TASK PROMPT.
Please copy the entries below word for word, leaving out any image.

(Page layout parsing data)
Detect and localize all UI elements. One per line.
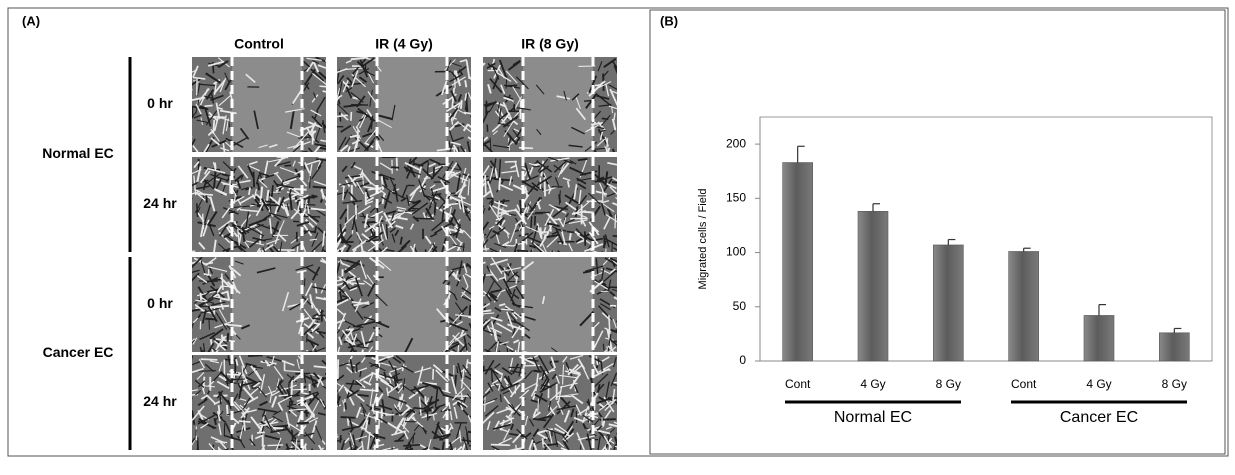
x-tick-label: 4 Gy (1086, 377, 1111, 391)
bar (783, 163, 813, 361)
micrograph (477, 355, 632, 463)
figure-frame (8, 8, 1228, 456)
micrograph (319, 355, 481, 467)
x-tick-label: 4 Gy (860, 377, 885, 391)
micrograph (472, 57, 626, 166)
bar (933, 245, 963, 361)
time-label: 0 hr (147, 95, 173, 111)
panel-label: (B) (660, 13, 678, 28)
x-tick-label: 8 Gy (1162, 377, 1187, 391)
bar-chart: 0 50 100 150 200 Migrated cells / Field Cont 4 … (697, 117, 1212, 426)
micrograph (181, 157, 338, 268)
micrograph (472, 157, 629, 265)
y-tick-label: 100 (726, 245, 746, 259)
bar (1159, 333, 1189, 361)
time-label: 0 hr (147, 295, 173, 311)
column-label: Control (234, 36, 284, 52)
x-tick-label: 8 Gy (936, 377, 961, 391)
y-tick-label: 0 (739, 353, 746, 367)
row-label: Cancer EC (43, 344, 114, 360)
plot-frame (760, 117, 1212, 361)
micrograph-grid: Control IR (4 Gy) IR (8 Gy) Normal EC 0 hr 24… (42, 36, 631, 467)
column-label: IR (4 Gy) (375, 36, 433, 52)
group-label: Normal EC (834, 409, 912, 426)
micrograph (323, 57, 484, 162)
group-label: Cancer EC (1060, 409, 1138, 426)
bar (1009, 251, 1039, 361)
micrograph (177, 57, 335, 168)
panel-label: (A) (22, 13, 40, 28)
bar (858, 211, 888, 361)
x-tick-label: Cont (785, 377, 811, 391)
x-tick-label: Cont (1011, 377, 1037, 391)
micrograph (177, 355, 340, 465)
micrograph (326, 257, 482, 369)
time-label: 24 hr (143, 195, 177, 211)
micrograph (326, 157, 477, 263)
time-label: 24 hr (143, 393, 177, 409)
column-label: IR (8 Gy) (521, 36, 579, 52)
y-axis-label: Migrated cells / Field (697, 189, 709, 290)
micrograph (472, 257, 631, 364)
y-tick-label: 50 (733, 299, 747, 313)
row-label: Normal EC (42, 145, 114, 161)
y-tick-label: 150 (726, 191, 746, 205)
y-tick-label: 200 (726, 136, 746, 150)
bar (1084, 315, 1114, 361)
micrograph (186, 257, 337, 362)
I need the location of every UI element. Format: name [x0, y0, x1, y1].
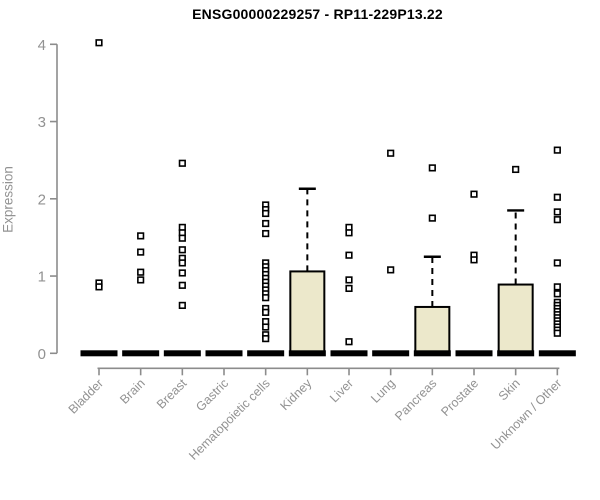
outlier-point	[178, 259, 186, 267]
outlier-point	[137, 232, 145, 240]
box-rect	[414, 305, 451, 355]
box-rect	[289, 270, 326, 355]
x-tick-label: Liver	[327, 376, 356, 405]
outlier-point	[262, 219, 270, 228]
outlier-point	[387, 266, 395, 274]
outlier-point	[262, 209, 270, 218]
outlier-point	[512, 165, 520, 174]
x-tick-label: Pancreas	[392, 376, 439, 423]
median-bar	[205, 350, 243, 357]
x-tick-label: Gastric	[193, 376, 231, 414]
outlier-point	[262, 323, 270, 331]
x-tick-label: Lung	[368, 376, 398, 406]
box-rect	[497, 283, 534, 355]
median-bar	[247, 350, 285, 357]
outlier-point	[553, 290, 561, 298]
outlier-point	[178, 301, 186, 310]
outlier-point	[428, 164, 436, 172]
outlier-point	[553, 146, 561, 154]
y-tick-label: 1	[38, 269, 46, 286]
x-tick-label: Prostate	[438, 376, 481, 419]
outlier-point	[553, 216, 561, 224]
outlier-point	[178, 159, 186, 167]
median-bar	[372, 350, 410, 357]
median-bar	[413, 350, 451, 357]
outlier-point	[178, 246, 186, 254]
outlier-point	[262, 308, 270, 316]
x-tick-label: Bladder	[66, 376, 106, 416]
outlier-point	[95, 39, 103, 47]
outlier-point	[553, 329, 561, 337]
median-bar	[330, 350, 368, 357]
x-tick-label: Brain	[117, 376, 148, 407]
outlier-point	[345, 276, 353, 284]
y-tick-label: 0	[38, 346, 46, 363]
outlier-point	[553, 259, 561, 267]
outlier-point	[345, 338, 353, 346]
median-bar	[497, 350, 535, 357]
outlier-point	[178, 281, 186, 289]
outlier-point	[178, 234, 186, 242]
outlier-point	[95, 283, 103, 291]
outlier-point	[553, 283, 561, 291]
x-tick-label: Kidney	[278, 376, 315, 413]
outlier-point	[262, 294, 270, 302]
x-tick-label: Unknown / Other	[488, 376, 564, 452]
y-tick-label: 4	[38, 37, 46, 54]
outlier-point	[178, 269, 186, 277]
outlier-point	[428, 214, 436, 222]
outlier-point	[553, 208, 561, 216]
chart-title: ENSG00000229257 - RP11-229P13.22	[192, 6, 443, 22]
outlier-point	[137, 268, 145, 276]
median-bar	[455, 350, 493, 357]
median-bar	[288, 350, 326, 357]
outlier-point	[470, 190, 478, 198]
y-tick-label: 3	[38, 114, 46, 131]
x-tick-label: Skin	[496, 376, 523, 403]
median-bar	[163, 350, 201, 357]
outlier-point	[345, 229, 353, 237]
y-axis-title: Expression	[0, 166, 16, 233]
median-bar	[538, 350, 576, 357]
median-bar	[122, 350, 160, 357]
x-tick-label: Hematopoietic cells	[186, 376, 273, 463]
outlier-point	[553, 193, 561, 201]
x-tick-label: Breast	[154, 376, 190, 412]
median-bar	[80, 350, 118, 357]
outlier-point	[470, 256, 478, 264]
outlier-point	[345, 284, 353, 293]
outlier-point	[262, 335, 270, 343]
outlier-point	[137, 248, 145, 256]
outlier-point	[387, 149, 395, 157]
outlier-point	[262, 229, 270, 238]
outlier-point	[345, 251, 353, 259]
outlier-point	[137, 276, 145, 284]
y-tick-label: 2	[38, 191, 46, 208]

YOUR SOLUTION.
Detect and localize all UI elements. One per line.
x-tick-label: 4 Gy (1086, 377, 1111, 391)
bar (783, 163, 813, 361)
micrograph (477, 355, 632, 463)
figure-frame (8, 8, 1228, 456)
micrograph (319, 355, 481, 467)
x-tick-label: 4 Gy (860, 377, 885, 391)
micrograph (472, 57, 626, 166)
bar (933, 245, 963, 361)
time-label: 0 hr (147, 95, 173, 111)
panel-label: (B) (660, 13, 678, 28)
x-tick-label: 8 Gy (1162, 377, 1187, 391)
bar-chart: 0 50 100 150 200 Migrated cells / Field Cont 4 … (697, 117, 1212, 426)
micrograph (181, 157, 338, 268)
micrograph (472, 157, 629, 265)
y-tick-label: 100 (726, 245, 746, 259)
bar (1159, 333, 1189, 361)
time-label: 0 hr (147, 295, 173, 311)
column-label: Control (234, 36, 284, 52)
x-tick-label: 8 Gy (936, 377, 961, 391)
y-tick-label: 0 (739, 353, 746, 367)
row-label: Cancer EC (43, 344, 114, 360)
plot-frame (760, 117, 1212, 361)
micrograph-grid: Control IR (4 Gy) IR (8 Gy) Normal EC 0 hr 24… (42, 36, 631, 467)
column-label: IR (4 Gy) (375, 36, 433, 52)
group-label: Normal EC (834, 409, 912, 426)
micrograph (323, 57, 484, 162)
group-label: Cancer EC (1060, 409, 1138, 426)
bar (1009, 251, 1039, 361)
micrograph (177, 57, 335, 168)
panel-label: (A) (22, 13, 40, 28)
bar (858, 211, 888, 361)
x-tick-label: Cont (785, 377, 811, 391)
x-tick-label: Cont (1011, 377, 1037, 391)
micrograph (177, 355, 340, 465)
micrograph (326, 257, 482, 369)
time-label: 24 hr (143, 195, 177, 211)
micrograph (326, 157, 477, 263)
time-label: 24 hr (143, 393, 177, 409)
column-label: IR (8 Gy) (521, 36, 579, 52)
y-axis-label: Migrated cells / Field (697, 189, 709, 290)
micrograph (472, 257, 631, 364)
y-tick-label: 50 (733, 299, 747, 313)
row-label: Normal EC (42, 145, 114, 161)
y-tick-label: 150 (726, 191, 746, 205)
y-tick-label: 200 (726, 136, 746, 150)
bar (1084, 315, 1114, 361)
micrograph (186, 257, 337, 362)
I need the location of every UI element. Format: name [x0, y0, x1, y1].
outlier-point	[178, 259, 186, 267]
outlier-point	[137, 232, 145, 240]
box-rect	[414, 305, 451, 355]
box-rect	[289, 270, 326, 355]
x-tick-label: Liver	[327, 376, 356, 405]
outlier-point	[262, 219, 270, 228]
outlier-point	[387, 266, 395, 274]
outlier-point	[262, 209, 270, 218]
outlier-point	[512, 165, 520, 174]
x-tick-label: Pancreas	[392, 376, 439, 423]
median-bar	[205, 350, 243, 357]
x-tick-label: Gastric	[193, 376, 231, 414]
outlier-point	[262, 323, 270, 331]
x-tick-label: Lung	[368, 376, 398, 406]
box-rect	[497, 283, 534, 355]
median-bar	[247, 350, 285, 357]
outlier-point	[553, 290, 561, 298]
outlier-point	[178, 301, 186, 310]
outlier-point	[428, 164, 436, 172]
outlier-point	[553, 146, 561, 154]
y-tick-label: 1	[38, 269, 46, 286]
x-tick-label: Prostate	[438, 376, 481, 419]
outlier-point	[553, 216, 561, 224]
outlier-point	[178, 159, 186, 167]
median-bar	[372, 350, 410, 357]
median-bar	[413, 350, 451, 357]
outlier-point	[178, 246, 186, 254]
outlier-point	[262, 308, 270, 316]
x-tick-label: Bladder	[66, 376, 106, 416]
outlier-point	[95, 39, 103, 47]
outlier-point	[553, 329, 561, 337]
median-bar	[330, 350, 368, 357]
x-tick-label: Brain	[117, 376, 148, 407]
outlier-point	[345, 276, 353, 284]
y-tick-label: 0	[38, 346, 46, 363]
outlier-point	[553, 259, 561, 267]
outlier-point	[345, 338, 353, 346]
median-bar	[497, 350, 535, 357]
outlier-point	[178, 281, 186, 289]
outlier-point	[178, 234, 186, 242]
outlier-point	[95, 283, 103, 291]
outlier-point	[553, 283, 561, 291]
x-tick-label: Kidney	[278, 376, 315, 413]
outlier-point	[262, 294, 270, 302]
x-tick-label: Unknown / Other	[488, 376, 564, 452]
y-tick-label: 4	[38, 37, 46, 54]
outlier-point	[178, 269, 186, 277]
outlier-point	[428, 214, 436, 222]
outlier-point	[553, 208, 561, 216]
chart-title: ENSG00000229257 - RP11-229P13.22	[192, 6, 443, 22]
outlier-point	[137, 268, 145, 276]
median-bar	[455, 350, 493, 357]
median-bar	[288, 350, 326, 357]
outlier-point	[470, 190, 478, 198]
y-tick-label: 3	[38, 114, 46, 131]
x-tick-label: Skin	[496, 376, 523, 403]
median-bar	[163, 350, 201, 357]
outlier-point	[345, 229, 353, 237]
y-axis-title: Expression	[0, 166, 16, 233]
median-bar	[538, 350, 576, 357]
median-bar	[122, 350, 160, 357]
x-tick-label: Hematopoietic cells	[186, 376, 273, 463]
outlier-point	[553, 193, 561, 201]
x-tick-label: Breast	[154, 376, 190, 412]
median-bar	[80, 350, 118, 357]
outlier-point	[470, 256, 478, 264]
outlier-point	[345, 284, 353, 293]
outlier-point	[262, 335, 270, 343]
outlier-point	[137, 248, 145, 256]
outlier-point	[387, 149, 395, 157]
outlier-point	[262, 229, 270, 238]
outlier-point	[345, 251, 353, 259]
outlier-point	[137, 276, 145, 284]
y-tick-label: 2	[38, 191, 46, 208]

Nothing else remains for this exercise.